Return the entries below in their exact form, leaving the pictures out.

Dataset entries:
-- begin --
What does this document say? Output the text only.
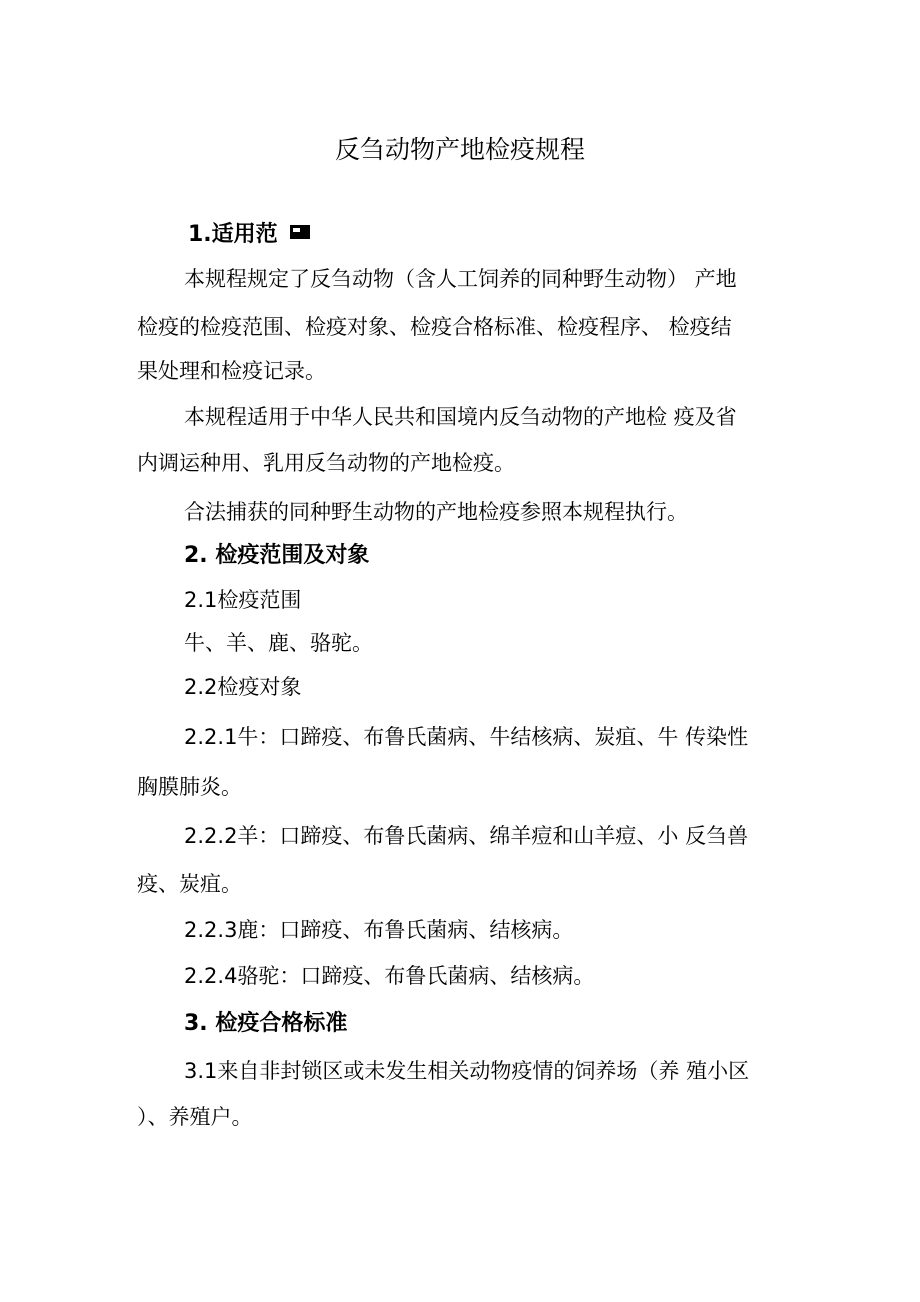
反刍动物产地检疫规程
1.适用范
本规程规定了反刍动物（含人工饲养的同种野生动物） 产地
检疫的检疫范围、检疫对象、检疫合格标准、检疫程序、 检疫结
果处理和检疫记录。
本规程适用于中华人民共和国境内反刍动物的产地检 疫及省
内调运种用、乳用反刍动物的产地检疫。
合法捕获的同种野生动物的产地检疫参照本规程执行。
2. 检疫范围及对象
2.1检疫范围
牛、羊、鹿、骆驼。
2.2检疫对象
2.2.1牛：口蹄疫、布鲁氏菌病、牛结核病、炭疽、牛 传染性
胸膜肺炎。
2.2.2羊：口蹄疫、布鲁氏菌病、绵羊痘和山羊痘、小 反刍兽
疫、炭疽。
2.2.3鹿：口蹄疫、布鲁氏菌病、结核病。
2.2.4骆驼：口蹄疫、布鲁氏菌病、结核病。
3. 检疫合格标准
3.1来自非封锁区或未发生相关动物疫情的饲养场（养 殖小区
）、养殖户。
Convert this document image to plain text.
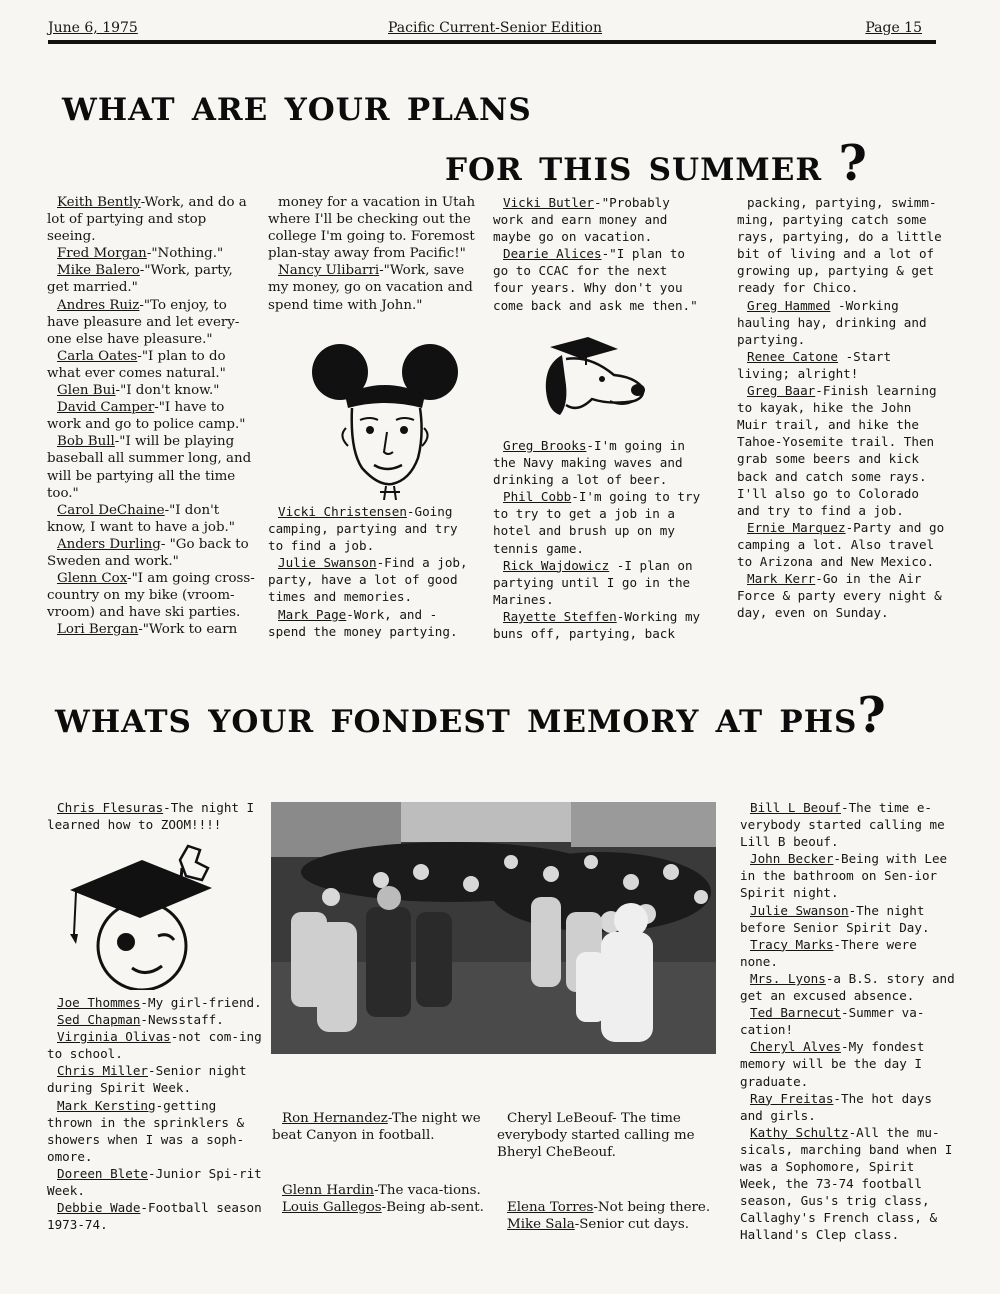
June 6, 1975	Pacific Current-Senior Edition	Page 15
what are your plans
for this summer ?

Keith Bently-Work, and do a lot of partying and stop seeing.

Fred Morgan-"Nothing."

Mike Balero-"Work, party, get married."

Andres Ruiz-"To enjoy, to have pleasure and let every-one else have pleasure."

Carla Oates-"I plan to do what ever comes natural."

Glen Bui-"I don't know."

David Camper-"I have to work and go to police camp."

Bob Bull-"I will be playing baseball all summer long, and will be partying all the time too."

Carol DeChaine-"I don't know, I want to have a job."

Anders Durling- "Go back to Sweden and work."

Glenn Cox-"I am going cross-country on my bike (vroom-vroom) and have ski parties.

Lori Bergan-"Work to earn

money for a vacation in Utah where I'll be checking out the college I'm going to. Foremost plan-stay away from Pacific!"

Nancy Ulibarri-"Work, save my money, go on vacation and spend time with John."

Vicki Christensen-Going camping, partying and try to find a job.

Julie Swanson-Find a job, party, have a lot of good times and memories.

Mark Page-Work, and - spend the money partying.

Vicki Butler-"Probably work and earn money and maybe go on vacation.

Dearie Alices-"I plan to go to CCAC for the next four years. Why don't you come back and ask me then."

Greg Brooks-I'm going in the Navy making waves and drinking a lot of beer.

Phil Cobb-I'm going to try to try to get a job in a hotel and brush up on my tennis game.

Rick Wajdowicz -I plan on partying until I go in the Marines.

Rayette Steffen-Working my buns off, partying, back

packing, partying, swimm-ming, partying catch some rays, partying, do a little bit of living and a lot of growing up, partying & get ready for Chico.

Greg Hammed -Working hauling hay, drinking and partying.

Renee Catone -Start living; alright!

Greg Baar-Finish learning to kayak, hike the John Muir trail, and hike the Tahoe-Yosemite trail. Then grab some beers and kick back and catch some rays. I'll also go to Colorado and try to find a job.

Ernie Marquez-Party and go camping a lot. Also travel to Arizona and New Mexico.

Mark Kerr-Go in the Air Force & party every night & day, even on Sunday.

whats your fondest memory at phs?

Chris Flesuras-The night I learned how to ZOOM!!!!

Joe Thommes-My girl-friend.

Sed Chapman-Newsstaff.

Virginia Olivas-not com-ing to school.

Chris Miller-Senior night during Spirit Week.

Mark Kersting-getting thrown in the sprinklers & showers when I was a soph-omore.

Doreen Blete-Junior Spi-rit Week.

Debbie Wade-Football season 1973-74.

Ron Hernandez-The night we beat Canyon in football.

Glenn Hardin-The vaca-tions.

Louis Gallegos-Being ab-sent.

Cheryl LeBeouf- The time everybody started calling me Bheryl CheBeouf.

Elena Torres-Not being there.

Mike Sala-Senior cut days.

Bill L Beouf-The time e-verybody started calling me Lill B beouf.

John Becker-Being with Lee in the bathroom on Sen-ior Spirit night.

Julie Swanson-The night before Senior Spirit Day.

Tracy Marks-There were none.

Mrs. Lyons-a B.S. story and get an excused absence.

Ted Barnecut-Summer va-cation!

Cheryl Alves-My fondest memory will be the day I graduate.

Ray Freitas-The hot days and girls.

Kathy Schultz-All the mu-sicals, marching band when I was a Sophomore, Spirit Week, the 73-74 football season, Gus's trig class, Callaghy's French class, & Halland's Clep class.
-- end --
_Answer below_.
What does this document say? Output the text only.
反刍动物产地检疫规程
1.适用范
本规程规定了反刍动物（含人工饲养的同种野生动物） 产地
检疫的检疫范围、检疫对象、检疫合格标准、检疫程序、 检疫结
果处理和检疫记录。
本规程适用于中华人民共和国境内反刍动物的产地检 疫及省
内调运种用、乳用反刍动物的产地检疫。
合法捕获的同种野生动物的产地检疫参照本规程执行。
2. 检疫范围及对象
2.1检疫范围
牛、羊、鹿、骆驼。
2.2检疫对象
2.2.1牛：口蹄疫、布鲁氏菌病、牛结核病、炭疽、牛 传染性
胸膜肺炎。
2.2.2羊：口蹄疫、布鲁氏菌病、绵羊痘和山羊痘、小 反刍兽
疫、炭疽。
2.2.3鹿：口蹄疫、布鲁氏菌病、结核病。
2.2.4骆驼：口蹄疫、布鲁氏菌病、结核病。
3. 检疫合格标准
3.1来自非封锁区或未发生相关动物疫情的饲养场（养 殖小区
）、养殖户。
Convert this document image to plain text.
June 6, 1975	Pacific Current-Senior Edition	Page 15
what are your plans
for this summer ?

Keith Bently-Work, and do a lot of partying and stop seeing.

Fred Morgan-"Nothing."

Mike Balero-"Work, party, get married."

Andres Ruiz-"To enjoy, to have pleasure and let every-one else have pleasure."

Carla Oates-"I plan to do what ever comes natural."

Glen Bui-"I don't know."

David Camper-"I have to work and go to police camp."

Bob Bull-"I will be playing baseball all summer long, and will be partying all the time too."

Carol DeChaine-"I don't know, I want to have a job."

Anders Durling- "Go back to Sweden and work."

Glenn Cox-"I am going cross-country on my bike (vroom-vroom) and have ski parties.

Lori Bergan-"Work to earn

money for a vacation in Utah where I'll be checking out the college I'm going to. Foremost plan-stay away from Pacific!"

Nancy Ulibarri-"Work, save my money, go on vacation and spend time with John."

Vicki Christensen-Going camping, partying and try to find a job.

Julie Swanson-Find a job, party, have a lot of good times and memories.

Mark Page-Work, and - spend the money partying.

Vicki Butler-"Probably work and earn money and maybe go on vacation.

Dearie Alices-"I plan to go to CCAC for the next four years. Why don't you come back and ask me then."

Greg Brooks-I'm going in the Navy making waves and drinking a lot of beer.

Phil Cobb-I'm going to try to try to get a job in a hotel and brush up on my tennis game.

Rick Wajdowicz -I plan on partying until I go in the Marines.

Rayette Steffen-Working my buns off, partying, back

packing, partying, swimm-ming, partying catch some rays, partying, do a little bit of living and a lot of growing up, partying & get ready for Chico.

Greg Hammed -Working hauling hay, drinking and partying.

Renee Catone -Start living; alright!

Greg Baar-Finish learning to kayak, hike the John Muir trail, and hike the Tahoe-Yosemite trail. Then grab some beers and kick back and catch some rays. I'll also go to Colorado and try to find a job.

Ernie Marquez-Party and go camping a lot. Also travel to Arizona and New Mexico.

Mark Kerr-Go in the Air Force & party every night & day, even on Sunday.

whats your fondest memory at phs?

Chris Flesuras-The night I learned how to ZOOM!!!!

Joe Thommes-My girl-friend.

Sed Chapman-Newsstaff.

Virginia Olivas-not com-ing to school.

Chris Miller-Senior night during Spirit Week.

Mark Kersting-getting thrown in the sprinklers & showers when I was a soph-omore.

Doreen Blete-Junior Spi-rit Week.

Debbie Wade-Football season 1973-74.

Ron Hernandez-The night we beat Canyon in football.

Glenn Hardin-The vaca-tions.

Louis Gallegos-Being ab-sent.

Cheryl LeBeouf- The time everybody started calling me Bheryl CheBeouf.

Elena Torres-Not being there.

Mike Sala-Senior cut days.

Bill L Beouf-The time e-verybody started calling me Lill B beouf.

John Becker-Being with Lee in the bathroom on Sen-ior Spirit night.

Julie Swanson-The night before Senior Spirit Day.

Tracy Marks-There were none.

Mrs. Lyons-a B.S. story and get an excused absence.

Ted Barnecut-Summer va-cation!

Cheryl Alves-My fondest memory will be the day I graduate.

Ray Freitas-The hot days and girls.

Kathy Schultz-All the mu-sicals, marching band when I was a Sophomore, Spirit Week, the 73-74 football season, Gus's trig class, Callaghy's French class, & Halland's Clep class.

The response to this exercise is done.